Extracted text:
The synthesis of in situ polymer-functionalized anatase TiO₂ particles using an anchoring block copolymer with hydroxamate as coordinating species is reported, which yields nanoparticles (≈11 nm) in multigram scale. Thermal annealing converts the polymer brushes into a uniform and homogeneous carbon coating as proven by high resolution transmission electron microscopy and Raman spectroscopy. The strong impact of particle size as well as carbon coating on the electrochemical performance of anatase TiO₂ is demonstrated. Downsizing the particles leads to higher reversible uptake/release of sodium cations per formula unit TiO₂ (e.g., 0.72 eq. Na⁺ (11 nm) vs only 0.56 eq. Na⁺ (40 nm)) while the carbon coating improves rate performance. The combination of small particle size and homogeneous carbon coating allows for the excellent electrochemical performance of anatase TiO₂ at high (134 mAh g⁻¹ at 10 C (3.35 A g⁻¹)) and low (≈227 mAh g⁻¹ at 0.1 C) current rates, high cycling stability (full capacity retention between 2nd and 300th cycle at 1 C) and improved coulombic efficiency (≈99.8%).

(Layout records)
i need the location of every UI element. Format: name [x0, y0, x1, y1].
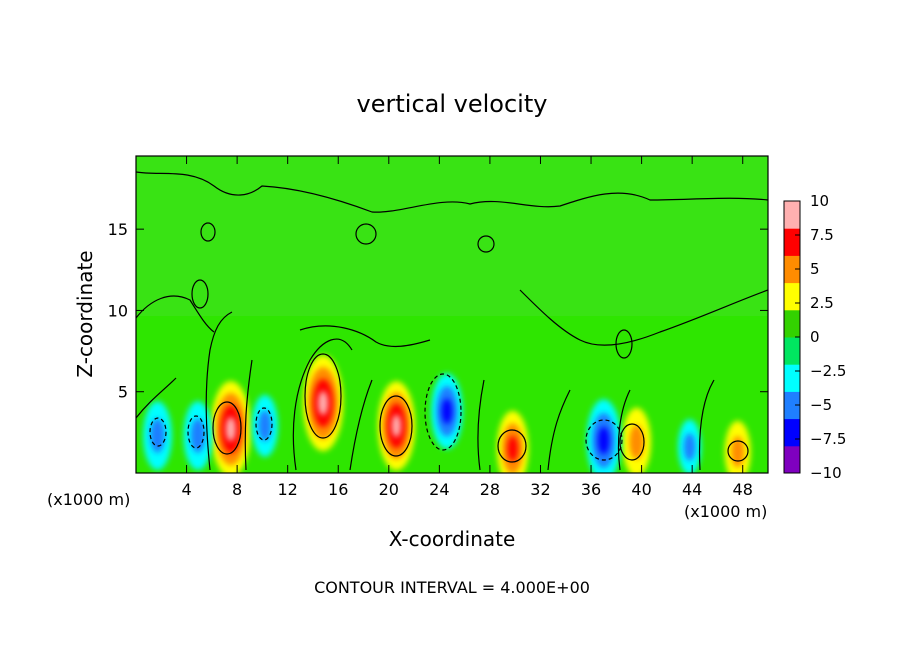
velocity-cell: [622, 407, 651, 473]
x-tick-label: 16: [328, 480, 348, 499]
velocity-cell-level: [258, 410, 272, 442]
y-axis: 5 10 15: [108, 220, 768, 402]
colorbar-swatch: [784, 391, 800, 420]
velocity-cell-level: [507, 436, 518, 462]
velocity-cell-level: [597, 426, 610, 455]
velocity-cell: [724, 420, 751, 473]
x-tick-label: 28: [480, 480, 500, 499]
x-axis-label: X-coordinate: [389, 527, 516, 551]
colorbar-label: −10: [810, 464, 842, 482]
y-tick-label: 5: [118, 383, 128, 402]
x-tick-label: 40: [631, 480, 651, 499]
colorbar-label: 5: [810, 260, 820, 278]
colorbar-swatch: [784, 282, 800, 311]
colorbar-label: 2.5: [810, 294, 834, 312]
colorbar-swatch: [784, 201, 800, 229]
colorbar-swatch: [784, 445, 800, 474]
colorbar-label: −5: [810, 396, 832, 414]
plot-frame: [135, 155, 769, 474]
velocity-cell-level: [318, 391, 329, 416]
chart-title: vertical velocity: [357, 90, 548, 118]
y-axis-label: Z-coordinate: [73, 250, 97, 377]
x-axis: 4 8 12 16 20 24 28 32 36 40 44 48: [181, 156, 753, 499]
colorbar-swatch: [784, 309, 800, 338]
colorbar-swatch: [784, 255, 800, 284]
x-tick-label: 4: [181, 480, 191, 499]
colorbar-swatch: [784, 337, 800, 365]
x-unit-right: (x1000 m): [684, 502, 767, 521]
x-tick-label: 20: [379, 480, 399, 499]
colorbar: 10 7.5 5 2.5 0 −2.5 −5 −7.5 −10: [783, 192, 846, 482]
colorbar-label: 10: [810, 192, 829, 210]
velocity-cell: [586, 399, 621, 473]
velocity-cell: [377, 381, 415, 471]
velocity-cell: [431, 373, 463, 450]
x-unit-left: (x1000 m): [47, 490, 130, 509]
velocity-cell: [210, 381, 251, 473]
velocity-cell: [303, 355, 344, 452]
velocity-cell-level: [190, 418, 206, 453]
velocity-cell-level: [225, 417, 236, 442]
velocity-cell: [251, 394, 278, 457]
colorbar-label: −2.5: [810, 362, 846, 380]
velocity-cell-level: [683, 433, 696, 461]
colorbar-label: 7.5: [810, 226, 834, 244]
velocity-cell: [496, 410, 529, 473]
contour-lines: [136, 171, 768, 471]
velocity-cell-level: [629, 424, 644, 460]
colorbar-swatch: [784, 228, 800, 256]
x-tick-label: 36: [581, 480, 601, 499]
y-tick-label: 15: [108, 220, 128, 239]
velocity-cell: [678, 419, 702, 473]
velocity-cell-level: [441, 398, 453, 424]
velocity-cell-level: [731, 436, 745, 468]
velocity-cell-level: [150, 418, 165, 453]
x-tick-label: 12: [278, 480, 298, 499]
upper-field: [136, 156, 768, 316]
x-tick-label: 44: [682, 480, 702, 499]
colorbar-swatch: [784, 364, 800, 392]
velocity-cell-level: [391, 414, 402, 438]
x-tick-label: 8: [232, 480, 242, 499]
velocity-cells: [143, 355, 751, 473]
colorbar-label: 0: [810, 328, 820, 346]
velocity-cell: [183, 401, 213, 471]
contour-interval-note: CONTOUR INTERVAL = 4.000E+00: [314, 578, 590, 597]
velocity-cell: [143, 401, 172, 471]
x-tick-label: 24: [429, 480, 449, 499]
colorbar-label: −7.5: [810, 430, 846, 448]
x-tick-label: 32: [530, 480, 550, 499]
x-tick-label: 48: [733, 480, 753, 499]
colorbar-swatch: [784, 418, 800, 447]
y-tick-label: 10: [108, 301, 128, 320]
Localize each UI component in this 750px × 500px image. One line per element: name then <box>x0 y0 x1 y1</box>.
---
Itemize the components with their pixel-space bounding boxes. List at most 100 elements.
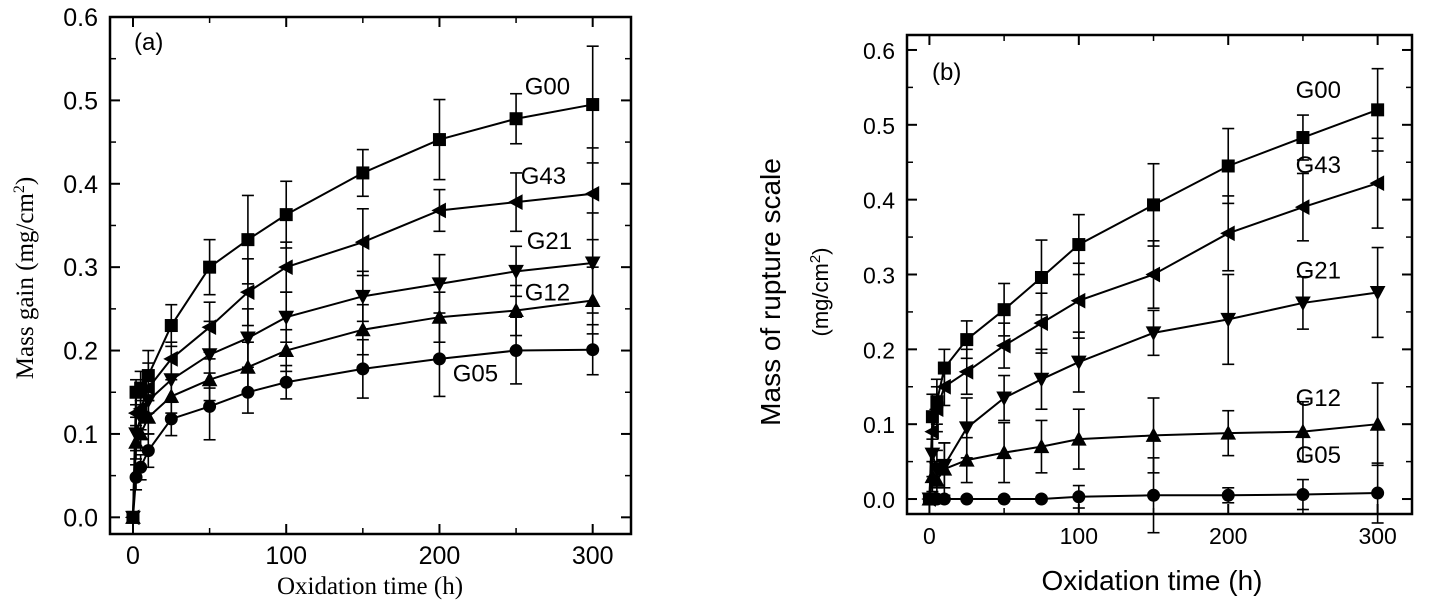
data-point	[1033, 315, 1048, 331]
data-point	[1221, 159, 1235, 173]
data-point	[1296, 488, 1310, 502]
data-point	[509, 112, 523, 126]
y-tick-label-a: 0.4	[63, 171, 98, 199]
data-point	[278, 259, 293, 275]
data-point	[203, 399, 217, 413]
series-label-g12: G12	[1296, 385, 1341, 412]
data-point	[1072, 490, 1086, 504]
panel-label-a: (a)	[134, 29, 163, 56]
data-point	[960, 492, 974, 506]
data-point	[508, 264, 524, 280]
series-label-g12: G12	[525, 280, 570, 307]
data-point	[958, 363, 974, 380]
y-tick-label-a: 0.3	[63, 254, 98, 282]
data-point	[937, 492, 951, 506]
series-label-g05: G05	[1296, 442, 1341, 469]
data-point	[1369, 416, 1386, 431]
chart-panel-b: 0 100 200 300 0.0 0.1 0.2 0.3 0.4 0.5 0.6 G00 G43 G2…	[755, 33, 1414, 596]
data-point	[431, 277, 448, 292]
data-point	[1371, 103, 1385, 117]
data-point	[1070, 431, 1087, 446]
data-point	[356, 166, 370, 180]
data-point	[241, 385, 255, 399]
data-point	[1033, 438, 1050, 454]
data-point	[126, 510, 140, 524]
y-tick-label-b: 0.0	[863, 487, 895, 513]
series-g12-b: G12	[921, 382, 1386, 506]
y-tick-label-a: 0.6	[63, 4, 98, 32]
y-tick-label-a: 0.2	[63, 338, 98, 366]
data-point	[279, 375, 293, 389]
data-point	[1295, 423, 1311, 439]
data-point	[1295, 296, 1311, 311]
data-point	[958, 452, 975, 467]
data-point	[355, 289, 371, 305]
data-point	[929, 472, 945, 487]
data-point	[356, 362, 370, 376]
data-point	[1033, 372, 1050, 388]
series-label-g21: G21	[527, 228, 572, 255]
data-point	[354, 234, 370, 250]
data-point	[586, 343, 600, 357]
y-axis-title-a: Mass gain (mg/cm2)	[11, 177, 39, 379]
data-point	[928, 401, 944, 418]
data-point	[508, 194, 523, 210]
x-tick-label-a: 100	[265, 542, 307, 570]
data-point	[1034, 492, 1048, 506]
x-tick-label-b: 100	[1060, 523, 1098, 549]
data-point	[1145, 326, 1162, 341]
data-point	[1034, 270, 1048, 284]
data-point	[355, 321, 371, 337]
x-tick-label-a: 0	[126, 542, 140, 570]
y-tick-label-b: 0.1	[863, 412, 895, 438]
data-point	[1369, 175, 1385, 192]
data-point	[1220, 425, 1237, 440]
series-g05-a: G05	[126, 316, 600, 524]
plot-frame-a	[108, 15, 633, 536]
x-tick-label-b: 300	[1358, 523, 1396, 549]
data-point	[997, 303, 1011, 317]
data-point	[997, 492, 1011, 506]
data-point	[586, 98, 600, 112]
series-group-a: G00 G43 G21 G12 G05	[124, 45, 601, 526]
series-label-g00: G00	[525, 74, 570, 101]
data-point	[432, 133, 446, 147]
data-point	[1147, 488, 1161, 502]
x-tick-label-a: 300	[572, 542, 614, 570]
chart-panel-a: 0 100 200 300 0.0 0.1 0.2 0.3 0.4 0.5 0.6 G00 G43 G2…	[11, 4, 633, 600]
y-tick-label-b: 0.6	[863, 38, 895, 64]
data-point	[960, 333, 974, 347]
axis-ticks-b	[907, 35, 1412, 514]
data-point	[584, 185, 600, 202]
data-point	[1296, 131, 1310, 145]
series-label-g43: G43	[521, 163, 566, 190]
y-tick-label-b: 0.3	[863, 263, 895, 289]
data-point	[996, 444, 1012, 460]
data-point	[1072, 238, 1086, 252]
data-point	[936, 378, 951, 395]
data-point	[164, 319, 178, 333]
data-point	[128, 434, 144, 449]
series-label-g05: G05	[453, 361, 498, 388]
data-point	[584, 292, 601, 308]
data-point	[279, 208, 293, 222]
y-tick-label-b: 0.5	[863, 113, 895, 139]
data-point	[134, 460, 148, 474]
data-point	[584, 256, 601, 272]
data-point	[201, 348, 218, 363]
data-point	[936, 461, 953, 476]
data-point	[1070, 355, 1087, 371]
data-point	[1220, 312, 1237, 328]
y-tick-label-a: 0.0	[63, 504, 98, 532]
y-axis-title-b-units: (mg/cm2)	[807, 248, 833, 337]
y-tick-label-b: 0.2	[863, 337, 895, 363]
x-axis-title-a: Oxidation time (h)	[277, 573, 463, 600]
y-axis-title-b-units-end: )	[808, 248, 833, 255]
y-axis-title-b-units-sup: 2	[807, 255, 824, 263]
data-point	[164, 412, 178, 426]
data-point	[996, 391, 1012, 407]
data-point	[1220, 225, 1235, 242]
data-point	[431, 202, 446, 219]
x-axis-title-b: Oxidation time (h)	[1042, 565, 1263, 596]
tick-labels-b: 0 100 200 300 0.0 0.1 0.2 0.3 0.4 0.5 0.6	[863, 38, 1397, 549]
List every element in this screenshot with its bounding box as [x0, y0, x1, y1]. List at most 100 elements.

The tasks:
- 1) In the abstract on carbon-coated anatase TiO₂ nanoparticles, which coordinating species does the anchoring block copolymer use?
- 2) Write the next part of the abstract on carbon-coated anatase TiO₂ nanoparticles, beginning after its final sentence.

Expected answers:
- 1) Hydroxamate.

- 2)
The extraordinary electrochemical performance of carbon-coated TiO₂ nanoparticles, obtained via in situ polymer functionalization, is reported. The enhanced performance as Na-ion anodes can be ascribed to the synergetic effect of the small particle size (≈11 nm) and homogeneous carbon coating as confirmed via comparison with uncoated particles of comparable size (≈15 nm), and larger (≈40 nm) particles with carbon coating.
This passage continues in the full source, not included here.